Ces constats débouchent sur une série d’enjeux liés à la déformation de la valeur ajoutée : comment la croissance peut-elle perdurer sans des hausses de salaire et de pouvoir d’achat ? L’article ouvre donc sur la question du rôle de la consommation finale des ménages comme moteur de la croissance. Il ouvre aussi sur l’hypothèse abondamment évoquée aujourd’hui d’une taxation de ces « superprofits », en particulier dans le secteur de l’énergie. L’alternative est donc d’augmenter les salaires ou de taxer ces surprofits. Quelle que soit la méthode, elle débouche sur une tendance à la baisse de ces surprofits.

Définitions de base

Comment mesurer le profit d’une entreprise ?

L’excédent brut d’exploitation (EBE) est une première mesure du profit. Il se calcule à partir de la valeur ajoutée créée par l’entreprise, de laquelle on retranche les impôts liés à la production et les taxes ainsi que les charges de personnel (après avoir ajouté les subventions d’exploitation). La mesure de cet EBE est capitale dès lors que l’on s’interroge sur la « bonne » répartition de la valeur ajoutée (voir le débat plus bas).

Pour obtenir le « bénéfice disponible » (voir le graphique de la semaine de l’article de l’Atlantic financial group), on ajoute les revenus de la propriété, et on retranche les charges d’endettement ainsi que l’impôt sur les bénéfices (impôt sur les sociétés). C’est plutôt ce bénéfice qui est retenu dans l’article, de l’ordre de 16% de la valeur ajoutée (l’EBE, quant à lui, est généralement situé aux environs de 33% de la valeur ajoutée).

- - -

#### CONSIGNES:
1. Répondez à ces questions sur l'extrait consacré à la mesure du profit :
(a) Quelle alternative l'extrait présente-t-il face aux surprofits ?
(b) Que retranche-t-on de la valeur ajoutée pour calculer l'EBE ?
(c) Quel est l'ordre de grandeur du bénéfice disponible retenu dans l'article ?
2. Restituez telles quelles les lignes des enregistrements qui vont de celle contenant « text-line: 5. Финансирование » à celle contenant « segment this screenshot: for », ces deux lignes comprises.

- - -

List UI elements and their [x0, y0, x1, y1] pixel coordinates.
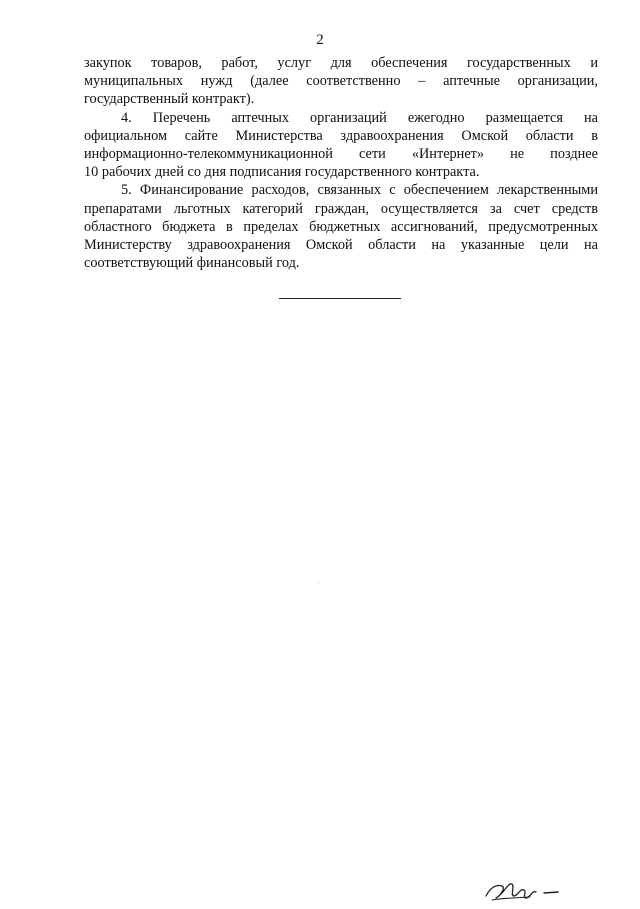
text-line: 5. Финансирование расходов, связанных с обеспечением лекарственными [121, 182, 598, 199]
text-line: информационно-телекоммуникационной сети «Интернет» не позднее [84, 146, 598, 163]
text-line: официальном сайте Министерства здравоохранения Омской области в [84, 127, 598, 144]
text-line: соответствующий финансовый год. [84, 255, 300, 272]
text-line: закупок товаров, работ, услуг для обеспечения государственных и [84, 55, 598, 71]
text-line: государственный контракт). [84, 91, 255, 108]
handwritten-signature [482, 874, 582, 904]
document-body [84, 54, 598, 272]
signature-mark [482, 874, 582, 904]
text-line: 10 рабочих дней со дня подписания государственного контракта. [84, 164, 480, 181]
page-number: 2 [316, 32, 324, 48]
paragraph-item-4 [84, 109, 598, 182]
text-line: 4. Перечень аптечных организаций ежегодно размещается на [121, 109, 598, 126]
paragraph-item-5 [84, 181, 598, 272]
text-line: областного бюджета в пределах бюджетных ассигнований, предусмотренных [84, 218, 598, 235]
scan-speck [318, 582, 319, 583]
text-line: муниципальных нужд (далее соответственно – аптечные организации, [84, 73, 598, 90]
text-line: препаратами льготных категорий граждан, осуществляется за счет средств [84, 200, 598, 217]
end-separator-line [279, 298, 401, 299]
paragraph-continuation [84, 54, 598, 109]
text-line: Министерству здравоохранения Омской области на указанные цели на [84, 237, 598, 254]
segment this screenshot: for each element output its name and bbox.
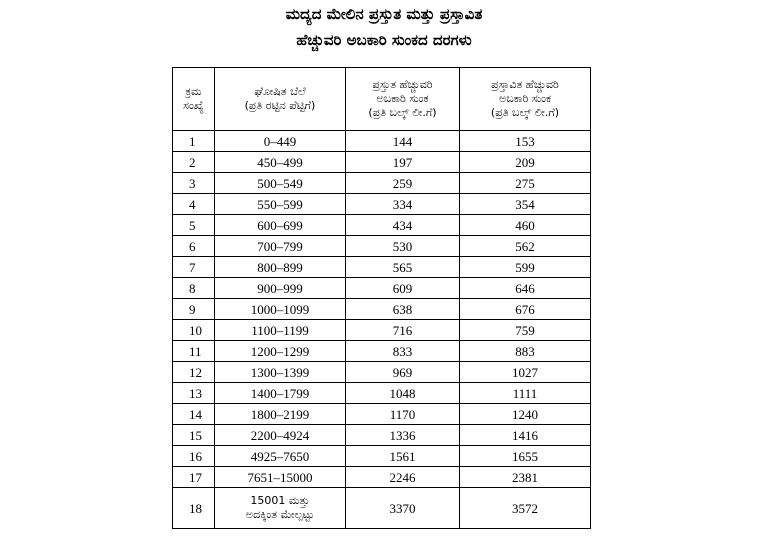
serial-cell: 15 [173, 425, 215, 446]
proposed-duty-cell: 562 [460, 236, 591, 257]
header-declared-price [215, 68, 346, 131]
header-text: ಪ್ರಸ್ತುತ ಹೆಚ್ಚುವರಿ [372, 78, 433, 91]
proposed-duty-cell: 354 [460, 194, 591, 215]
price-slab-cell: 1300–1399 [215, 362, 346, 383]
price-slab-cell: 1800–2199 [215, 404, 346, 425]
header-text: (ಪ್ರತಿ ಬಲ್ಕ್ ಲೀ.ಗೆ) [490, 106, 560, 119]
table-row [173, 320, 591, 341]
table-row-last [173, 488, 591, 529]
price-slab-cell: 450–499 [215, 152, 346, 173]
table-row [173, 467, 591, 488]
table-row [173, 173, 591, 194]
serial-cell: 17 [173, 467, 215, 488]
price-slab-cell: 2200–4924 [215, 425, 346, 446]
price-slab-cell: 1400–1799 [215, 383, 346, 404]
serial-cell: 14 [173, 404, 215, 425]
excise-duty-table [172, 67, 591, 529]
header-text: (ಪ್ರತಿ ರಟ್ಟಿನ ಪೆಟ್ಟಿಗೆ) [244, 99, 316, 112]
proposed-duty-cell: 275 [460, 173, 591, 194]
proposed-duty-cell: 759 [460, 320, 591, 341]
current-duty-cell: 197 [346, 152, 460, 173]
current-duty-cell: 144 [346, 131, 460, 152]
current-duty-cell: 638 [346, 299, 460, 320]
current-duty-cell: 1048 [346, 383, 460, 404]
proposed-duty-cell: 1111 [460, 383, 591, 404]
price-slab-text: 15001 ಮತ್ತು [250, 494, 310, 507]
header-text: ಅಬಕಾರಿ ಸುಂಕ [499, 92, 551, 105]
proposed-duty-cell: 599 [460, 257, 591, 278]
table-row [173, 278, 591, 299]
current-duty-cell: 530 [346, 236, 460, 257]
table-row [173, 215, 591, 236]
proposed-duty-cell: 1416 [460, 425, 591, 446]
price-slab-cell: 700–799 [215, 236, 346, 257]
header-text: ಘೋಷಿತ ಬೆಲೆ [254, 85, 306, 98]
header-text: ಅಬಕಾರಿ ಸುಂಕ [376, 92, 429, 105]
current-duty-cell: 833 [346, 341, 460, 362]
proposed-duty-cell: 153 [460, 131, 591, 152]
table-row [173, 257, 591, 278]
header-text: (ಪ್ರತಿ ಬಲ್ಕ್ ಲೀ.ಗೆ) [368, 106, 437, 119]
table-row [173, 131, 591, 152]
table-row [173, 404, 591, 425]
price-slab-text: ಅದಕ್ಕಿಂತ ಮೇಲ್ಪಟ್ಟು [245, 508, 315, 521]
proposed-duty-cell: 460 [460, 215, 591, 236]
proposed-duty-cell: 1027 [460, 362, 591, 383]
price-slab-cell: 800–899 [215, 257, 346, 278]
current-duty-cell: 1336 [346, 425, 460, 446]
proposed-duty-cell: 1240 [460, 404, 591, 425]
table-header [173, 68, 591, 131]
serial-cell: 5 [173, 215, 215, 236]
price-slab-cell: 4925–7650 [215, 446, 346, 467]
current-duty-cell: 334 [346, 194, 460, 215]
proposed-duty-cell: 209 [460, 152, 591, 173]
table-row [173, 383, 591, 404]
current-duty-cell: 969 [346, 362, 460, 383]
current-duty-cell: 1170 [346, 404, 460, 425]
header-row [173, 68, 591, 131]
price-slab-cell [215, 488, 346, 529]
serial-cell: 4 [173, 194, 215, 215]
price-slab-cell: 500–549 [215, 173, 346, 194]
proposed-duty-cell: 3572 [460, 488, 591, 529]
price-slab-cell: 0–449 [215, 131, 346, 152]
table-row [173, 152, 591, 173]
serial-cell: 13 [173, 383, 215, 404]
serial-cell: 8 [173, 278, 215, 299]
price-slab-cell: 7651–15000 [215, 467, 346, 488]
price-slab-cell: 900–999 [215, 278, 346, 299]
table-row [173, 236, 591, 257]
current-duty-cell: 3370 [346, 488, 460, 529]
serial-cell: 9 [173, 299, 215, 320]
serial-cell: 11 [173, 341, 215, 362]
serial-cell: 6 [173, 236, 215, 257]
table-row [173, 341, 591, 362]
serial-cell: 7 [173, 257, 215, 278]
header-text: ಸಂಖ್ಯೆ [183, 99, 204, 112]
current-duty-cell: 716 [346, 320, 460, 341]
document-title-line-1: ಮದ್ಯದ ಮೇಲಿನ ಪ್ರಸ್ತುತ ಮತ್ತು ಪ್ರಸ್ತಾವಿತ [285, 5, 483, 23]
price-slab-cell: 600–699 [215, 215, 346, 236]
current-duty-cell: 565 [346, 257, 460, 278]
proposed-duty-cell: 676 [460, 299, 591, 320]
current-duty-cell: 2246 [346, 467, 460, 488]
table-row [173, 446, 591, 467]
table-row [173, 362, 591, 383]
serial-cell: 18 [173, 488, 215, 529]
serial-cell: 10 [173, 320, 215, 341]
serial-cell: 12 [173, 362, 215, 383]
table-row [173, 425, 591, 446]
header-current-duty [346, 68, 460, 131]
proposed-duty-cell: 2381 [460, 467, 591, 488]
header-proposed-duty [460, 68, 591, 131]
table-row [173, 194, 591, 215]
price-slab-cell: 1000–1099 [215, 299, 346, 320]
proposed-duty-cell: 883 [460, 341, 591, 362]
header-serial-number [173, 68, 215, 131]
current-duty-cell: 1561 [346, 446, 460, 467]
header-text: ಪ್ರಸ್ತಾವಿತ ಹೆಚ್ಚುವರಿ [491, 78, 559, 91]
table-row [173, 299, 591, 320]
price-slab-cell: 550–599 [215, 194, 346, 215]
serial-cell: 16 [173, 446, 215, 467]
current-duty-cell: 259 [346, 173, 460, 194]
current-duty-cell: 434 [346, 215, 460, 236]
document-title-line-2: ಹೆಚ್ಚುವರಿ ಅಬಕಾರಿ ಸುಂಕದ ದರಗಳು [296, 31, 472, 49]
proposed-duty-cell: 1655 [460, 446, 591, 467]
serial-cell: 2 [173, 152, 215, 173]
serial-cell: 3 [173, 173, 215, 194]
proposed-duty-cell: 646 [460, 278, 591, 299]
header-text: ಕ್ರಮ [185, 85, 202, 98]
serial-cell: 1 [173, 131, 215, 152]
table-body [173, 131, 591, 529]
current-duty-cell: 609 [346, 278, 460, 299]
price-slab-cell: 1100–1199 [215, 320, 346, 341]
price-slab-cell: 1200–1299 [215, 341, 346, 362]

- - -

#### RÉPONSES AUX CONSIGNES:
1.
(a) Augmenter les salaires ou taxer ces surprofits.
(b) Les impôts liés à la production et les taxes, ainsi que les charges de personnel, après avoir ajouté les subventions d'exploitation.
(c) Environ 16 % de la valeur ajoutée.

2.
text-line: 5. Финансирование расходов, связанных с обеспечением лекарственными [121, 182, 598, 199]
text-line: информационно-телекоммуникационной сети «Интернет» не позднее [84, 146, 598, 163]
text-line: официальном сайте Министерства здравоохранения Омской области в [84, 127, 598, 144]
text-line: соответствующий финансовый год. [84, 255, 300, 272]
text-line: закупок товаров, работ, услуг для обеспечения государственных и [84, 55, 598, 71]
text-line: государственный контракт). [84, 91, 255, 108]
handwritten-signature [482, 874, 582, 904]
document-body [84, 54, 598, 272]
signature-mark [482, 874, 582, 904]
text-line: 10 рабочих дней со дня подписания государственного контракта. [84, 164, 480, 181]
page-number: 2 [316, 32, 324, 48]
paragraph-item-4 [84, 109, 598, 182]
text-line: 4. Перечень аптечных организаций ежегодно размещается на [121, 109, 598, 126]
paragraph-item-5 [84, 181, 598, 272]
text-line: областного бюджета в пределах бюджетных ассигнований, предусмотренных [84, 218, 598, 235]
scan-speck [318, 582, 319, 583]
text-line: муниципальных нужд (далее соответственно – аптечные организации, [84, 73, 598, 90]
text-line: препаратами льготных категорий граждан, осуществляется за счет средств [84, 200, 598, 217]
end-separator-line [279, 298, 401, 299]
paragraph-continuation [84, 54, 598, 109]
text-line: Министерству здравоохранения Омской области на указанные цели на [84, 237, 598, 254]
segment this screenshot: for each element output its name and bbox.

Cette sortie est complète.